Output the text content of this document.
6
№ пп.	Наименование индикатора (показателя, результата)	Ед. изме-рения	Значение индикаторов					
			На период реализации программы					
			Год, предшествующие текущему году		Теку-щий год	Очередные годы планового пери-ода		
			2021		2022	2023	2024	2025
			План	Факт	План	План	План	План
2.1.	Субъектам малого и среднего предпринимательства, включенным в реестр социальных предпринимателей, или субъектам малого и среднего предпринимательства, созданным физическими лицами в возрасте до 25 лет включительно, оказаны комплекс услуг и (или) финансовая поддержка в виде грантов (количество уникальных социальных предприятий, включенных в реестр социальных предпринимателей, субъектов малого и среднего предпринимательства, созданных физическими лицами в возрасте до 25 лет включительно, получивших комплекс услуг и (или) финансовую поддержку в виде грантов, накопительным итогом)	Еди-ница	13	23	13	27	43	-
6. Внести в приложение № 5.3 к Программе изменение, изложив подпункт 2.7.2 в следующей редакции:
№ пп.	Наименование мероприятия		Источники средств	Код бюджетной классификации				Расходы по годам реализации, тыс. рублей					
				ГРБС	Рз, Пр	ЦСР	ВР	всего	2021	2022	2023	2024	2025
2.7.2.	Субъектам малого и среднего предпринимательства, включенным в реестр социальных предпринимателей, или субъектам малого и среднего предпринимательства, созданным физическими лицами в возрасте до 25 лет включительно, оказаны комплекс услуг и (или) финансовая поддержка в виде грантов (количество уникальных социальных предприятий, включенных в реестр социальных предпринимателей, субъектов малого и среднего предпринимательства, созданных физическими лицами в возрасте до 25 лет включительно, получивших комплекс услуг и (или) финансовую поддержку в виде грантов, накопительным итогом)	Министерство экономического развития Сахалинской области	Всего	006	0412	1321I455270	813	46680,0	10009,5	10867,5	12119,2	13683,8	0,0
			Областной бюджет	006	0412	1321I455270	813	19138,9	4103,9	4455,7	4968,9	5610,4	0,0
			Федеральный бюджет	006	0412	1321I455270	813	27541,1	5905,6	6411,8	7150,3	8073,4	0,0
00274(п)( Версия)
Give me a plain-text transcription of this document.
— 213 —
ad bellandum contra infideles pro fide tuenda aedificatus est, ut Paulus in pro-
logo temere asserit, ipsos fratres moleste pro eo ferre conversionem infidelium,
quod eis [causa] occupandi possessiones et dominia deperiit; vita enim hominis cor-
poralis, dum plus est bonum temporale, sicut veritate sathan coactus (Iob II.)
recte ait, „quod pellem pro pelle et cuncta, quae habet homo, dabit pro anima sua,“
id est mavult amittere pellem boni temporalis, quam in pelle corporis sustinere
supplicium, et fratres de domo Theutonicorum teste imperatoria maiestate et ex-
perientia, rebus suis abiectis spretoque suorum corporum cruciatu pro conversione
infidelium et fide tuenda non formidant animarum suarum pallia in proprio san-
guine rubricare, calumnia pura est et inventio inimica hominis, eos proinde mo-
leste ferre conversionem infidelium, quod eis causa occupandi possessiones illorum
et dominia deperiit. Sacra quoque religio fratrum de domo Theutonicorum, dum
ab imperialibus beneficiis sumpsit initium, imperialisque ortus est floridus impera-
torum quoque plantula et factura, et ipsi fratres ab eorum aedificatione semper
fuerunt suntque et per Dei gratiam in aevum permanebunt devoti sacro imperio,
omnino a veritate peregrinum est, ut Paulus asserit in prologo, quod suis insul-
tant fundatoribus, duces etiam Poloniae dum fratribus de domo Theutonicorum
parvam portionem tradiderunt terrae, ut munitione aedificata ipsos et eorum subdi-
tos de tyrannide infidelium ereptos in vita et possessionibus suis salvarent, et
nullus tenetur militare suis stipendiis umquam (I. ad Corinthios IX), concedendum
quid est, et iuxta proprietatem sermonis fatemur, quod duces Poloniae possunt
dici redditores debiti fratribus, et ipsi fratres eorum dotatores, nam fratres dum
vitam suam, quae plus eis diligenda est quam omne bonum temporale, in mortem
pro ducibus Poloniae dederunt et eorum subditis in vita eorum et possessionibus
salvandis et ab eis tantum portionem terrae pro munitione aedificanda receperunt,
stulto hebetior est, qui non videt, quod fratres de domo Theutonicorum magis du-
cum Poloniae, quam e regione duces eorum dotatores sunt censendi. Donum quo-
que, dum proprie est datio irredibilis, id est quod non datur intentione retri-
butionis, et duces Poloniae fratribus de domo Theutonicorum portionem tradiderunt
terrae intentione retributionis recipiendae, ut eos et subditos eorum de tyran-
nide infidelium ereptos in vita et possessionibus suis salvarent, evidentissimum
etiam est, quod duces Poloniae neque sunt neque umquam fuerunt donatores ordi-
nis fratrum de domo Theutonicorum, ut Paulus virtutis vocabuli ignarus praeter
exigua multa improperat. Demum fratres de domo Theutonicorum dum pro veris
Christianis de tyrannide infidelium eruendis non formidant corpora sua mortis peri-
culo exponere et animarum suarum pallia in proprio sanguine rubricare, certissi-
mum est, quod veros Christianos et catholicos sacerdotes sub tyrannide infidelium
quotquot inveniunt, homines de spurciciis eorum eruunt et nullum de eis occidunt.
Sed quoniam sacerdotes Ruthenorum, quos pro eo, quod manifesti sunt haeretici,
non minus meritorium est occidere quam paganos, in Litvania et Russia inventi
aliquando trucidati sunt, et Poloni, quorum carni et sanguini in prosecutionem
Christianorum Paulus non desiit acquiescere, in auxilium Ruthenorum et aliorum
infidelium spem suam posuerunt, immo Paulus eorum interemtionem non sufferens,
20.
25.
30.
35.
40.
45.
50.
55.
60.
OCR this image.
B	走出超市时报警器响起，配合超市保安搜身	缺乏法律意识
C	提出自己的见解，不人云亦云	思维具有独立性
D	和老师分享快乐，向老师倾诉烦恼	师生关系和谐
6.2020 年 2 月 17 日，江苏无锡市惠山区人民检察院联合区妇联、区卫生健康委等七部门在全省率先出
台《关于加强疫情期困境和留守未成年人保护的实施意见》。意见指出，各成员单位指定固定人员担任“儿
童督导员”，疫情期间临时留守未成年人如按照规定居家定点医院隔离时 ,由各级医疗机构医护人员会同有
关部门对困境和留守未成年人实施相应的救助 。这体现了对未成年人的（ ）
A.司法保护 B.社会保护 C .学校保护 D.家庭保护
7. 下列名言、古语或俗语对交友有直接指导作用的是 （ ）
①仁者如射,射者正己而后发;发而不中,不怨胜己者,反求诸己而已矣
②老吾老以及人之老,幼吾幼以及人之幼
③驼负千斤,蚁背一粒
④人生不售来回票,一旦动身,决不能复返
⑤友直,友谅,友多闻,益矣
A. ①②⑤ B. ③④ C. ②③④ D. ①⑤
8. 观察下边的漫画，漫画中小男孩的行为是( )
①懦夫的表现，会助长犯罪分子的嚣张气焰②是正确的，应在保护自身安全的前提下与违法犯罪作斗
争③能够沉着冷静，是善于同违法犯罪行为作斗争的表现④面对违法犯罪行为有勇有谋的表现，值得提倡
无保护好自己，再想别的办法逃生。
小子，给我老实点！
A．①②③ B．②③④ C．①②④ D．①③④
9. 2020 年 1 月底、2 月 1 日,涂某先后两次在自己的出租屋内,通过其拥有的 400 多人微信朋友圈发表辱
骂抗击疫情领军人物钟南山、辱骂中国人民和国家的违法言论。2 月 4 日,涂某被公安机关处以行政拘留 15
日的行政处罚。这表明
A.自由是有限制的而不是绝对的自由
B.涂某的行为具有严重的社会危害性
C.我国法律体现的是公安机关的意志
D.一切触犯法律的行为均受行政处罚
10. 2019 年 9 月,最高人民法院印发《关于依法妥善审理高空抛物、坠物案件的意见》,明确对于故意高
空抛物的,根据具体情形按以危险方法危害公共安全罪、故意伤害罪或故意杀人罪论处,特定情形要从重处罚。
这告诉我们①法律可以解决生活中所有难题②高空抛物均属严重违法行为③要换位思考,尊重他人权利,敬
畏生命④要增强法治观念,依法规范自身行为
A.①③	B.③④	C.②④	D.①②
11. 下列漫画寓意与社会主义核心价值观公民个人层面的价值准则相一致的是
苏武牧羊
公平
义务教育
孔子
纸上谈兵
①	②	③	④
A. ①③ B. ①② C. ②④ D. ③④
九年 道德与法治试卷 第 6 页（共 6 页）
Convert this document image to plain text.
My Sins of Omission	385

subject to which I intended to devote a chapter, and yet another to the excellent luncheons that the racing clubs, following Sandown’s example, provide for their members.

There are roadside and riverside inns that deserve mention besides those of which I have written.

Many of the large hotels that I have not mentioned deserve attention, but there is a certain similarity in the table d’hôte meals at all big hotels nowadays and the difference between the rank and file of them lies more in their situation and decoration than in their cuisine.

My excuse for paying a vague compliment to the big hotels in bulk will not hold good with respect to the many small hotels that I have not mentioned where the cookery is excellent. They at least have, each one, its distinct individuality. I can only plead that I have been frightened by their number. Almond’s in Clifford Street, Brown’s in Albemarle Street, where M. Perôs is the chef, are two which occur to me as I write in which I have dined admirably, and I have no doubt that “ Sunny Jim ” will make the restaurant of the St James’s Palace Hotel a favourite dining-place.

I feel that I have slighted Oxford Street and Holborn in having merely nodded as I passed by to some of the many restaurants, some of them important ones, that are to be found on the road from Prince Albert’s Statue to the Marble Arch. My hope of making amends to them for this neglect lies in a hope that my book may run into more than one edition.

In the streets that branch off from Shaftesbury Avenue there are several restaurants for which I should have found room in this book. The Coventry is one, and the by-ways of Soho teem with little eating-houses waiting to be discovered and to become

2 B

::::::

WHAT YOU NEED TO DO = Exactly as written, give the line containing "Convert this document image to plain text." and all remaining lines of the records.

RESPONSE BELOW =
Convert this document image to plain text.
My Sins of Omission	385

subject to which I intended to devote a chapter, and yet another to the excellent luncheons that the racing clubs, following Sandown’s example, provide for their members.

There are roadside and riverside inns that deserve mention besides those of which I have written.

Many of the large hotels that I have not mentioned deserve attention, but there is a certain similarity in the table d’hôte meals at all big hotels nowadays and the difference between the rank and file of them lies more in their situation and decoration than in their cuisine.

My excuse for paying a vague compliment to the big hotels in bulk will not hold good with respect to the many small hotels that I have not mentioned where the cookery is excellent. They at least have, each one, its distinct individuality. I can only plead that I have been frightened by their number. Almond’s in Clifford Street, Brown’s in Albemarle Street, where M. Perôs is the chef, are two which occur to me as I write in which I have dined admirably, and I have no doubt that “ Sunny Jim ” will make the restaurant of the St James’s Palace Hotel a favourite dining-place.

I feel that I have slighted Oxford Street and Holborn in having merely nodded as I passed by to some of the many restaurants, some of them important ones, that are to be found on the road from Prince Albert’s Statue to the Marble Arch. My hope of making amends to them for this neglect lies in a hope that my book may run into more than one edition.

In the streets that branch off from Shaftesbury Avenue there are several restaurants for which I should have found room in this book. The Coventry is one, and the by-ways of Soho teem with little eating-houses waiting to be discovered and to become

2 B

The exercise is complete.